## To be done
Gather every line below where "title" appears.

## Data excerpts
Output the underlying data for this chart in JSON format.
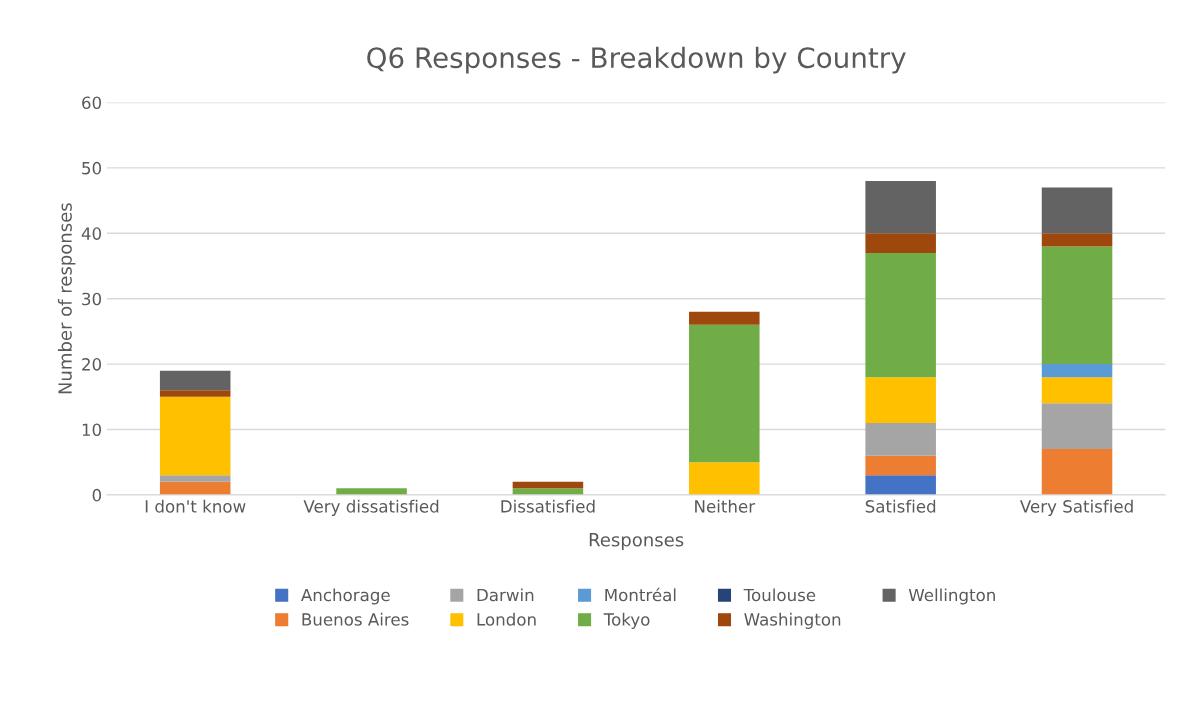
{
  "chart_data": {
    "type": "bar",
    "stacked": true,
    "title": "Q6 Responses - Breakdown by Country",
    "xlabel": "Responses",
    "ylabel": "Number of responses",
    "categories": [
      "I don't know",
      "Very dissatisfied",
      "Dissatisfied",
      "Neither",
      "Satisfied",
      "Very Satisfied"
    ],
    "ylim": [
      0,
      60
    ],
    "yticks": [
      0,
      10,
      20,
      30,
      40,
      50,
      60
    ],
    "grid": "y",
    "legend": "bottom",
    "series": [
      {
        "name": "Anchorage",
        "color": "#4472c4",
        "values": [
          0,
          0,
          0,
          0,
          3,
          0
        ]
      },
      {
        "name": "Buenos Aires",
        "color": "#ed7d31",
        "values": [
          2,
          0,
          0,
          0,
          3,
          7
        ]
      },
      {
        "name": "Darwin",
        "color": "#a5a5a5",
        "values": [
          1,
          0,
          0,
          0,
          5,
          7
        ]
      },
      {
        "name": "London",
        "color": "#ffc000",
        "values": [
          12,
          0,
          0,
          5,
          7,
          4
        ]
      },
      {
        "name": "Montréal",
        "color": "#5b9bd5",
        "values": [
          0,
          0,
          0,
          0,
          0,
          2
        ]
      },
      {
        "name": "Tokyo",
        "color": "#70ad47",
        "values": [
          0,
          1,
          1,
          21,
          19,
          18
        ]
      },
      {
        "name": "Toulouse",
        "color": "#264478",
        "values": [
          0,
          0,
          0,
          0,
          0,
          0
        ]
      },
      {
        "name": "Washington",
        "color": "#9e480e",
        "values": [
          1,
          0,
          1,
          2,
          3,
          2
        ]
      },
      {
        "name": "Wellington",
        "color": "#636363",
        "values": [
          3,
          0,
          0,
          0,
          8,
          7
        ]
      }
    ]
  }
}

---

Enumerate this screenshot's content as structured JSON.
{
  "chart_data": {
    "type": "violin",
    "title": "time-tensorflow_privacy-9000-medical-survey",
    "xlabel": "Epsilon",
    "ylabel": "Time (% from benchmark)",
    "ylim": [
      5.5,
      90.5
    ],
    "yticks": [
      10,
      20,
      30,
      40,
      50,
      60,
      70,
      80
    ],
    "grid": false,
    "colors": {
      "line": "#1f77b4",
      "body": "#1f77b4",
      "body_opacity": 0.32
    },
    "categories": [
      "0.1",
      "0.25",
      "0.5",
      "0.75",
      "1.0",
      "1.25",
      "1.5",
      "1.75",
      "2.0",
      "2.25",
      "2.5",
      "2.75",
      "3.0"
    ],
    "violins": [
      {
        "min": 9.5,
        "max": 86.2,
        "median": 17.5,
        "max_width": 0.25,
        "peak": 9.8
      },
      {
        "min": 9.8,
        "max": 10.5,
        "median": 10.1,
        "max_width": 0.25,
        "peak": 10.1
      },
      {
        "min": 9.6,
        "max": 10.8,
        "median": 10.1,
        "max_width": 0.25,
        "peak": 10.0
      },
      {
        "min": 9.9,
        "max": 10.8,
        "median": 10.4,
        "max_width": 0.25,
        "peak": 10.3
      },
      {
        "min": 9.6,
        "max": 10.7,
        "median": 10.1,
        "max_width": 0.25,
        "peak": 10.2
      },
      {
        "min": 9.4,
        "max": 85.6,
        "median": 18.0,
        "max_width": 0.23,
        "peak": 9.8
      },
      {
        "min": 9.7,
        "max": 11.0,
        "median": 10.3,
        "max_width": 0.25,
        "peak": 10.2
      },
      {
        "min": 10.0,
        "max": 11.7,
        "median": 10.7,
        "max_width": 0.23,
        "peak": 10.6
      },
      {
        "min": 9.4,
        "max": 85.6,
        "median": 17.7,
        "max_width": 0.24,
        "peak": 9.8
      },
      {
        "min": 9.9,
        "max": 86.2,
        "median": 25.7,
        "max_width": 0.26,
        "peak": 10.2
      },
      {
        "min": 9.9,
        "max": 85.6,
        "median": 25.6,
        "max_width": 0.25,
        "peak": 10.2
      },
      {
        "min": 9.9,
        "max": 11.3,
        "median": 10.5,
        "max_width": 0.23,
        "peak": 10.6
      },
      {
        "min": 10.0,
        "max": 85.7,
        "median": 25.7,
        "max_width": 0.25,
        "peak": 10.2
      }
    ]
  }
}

## Answer to the exercise
    "title": "Q6 Responses - Breakdown by Country",
    "title": "time-tensorflow_privacy-9000-medical-survey",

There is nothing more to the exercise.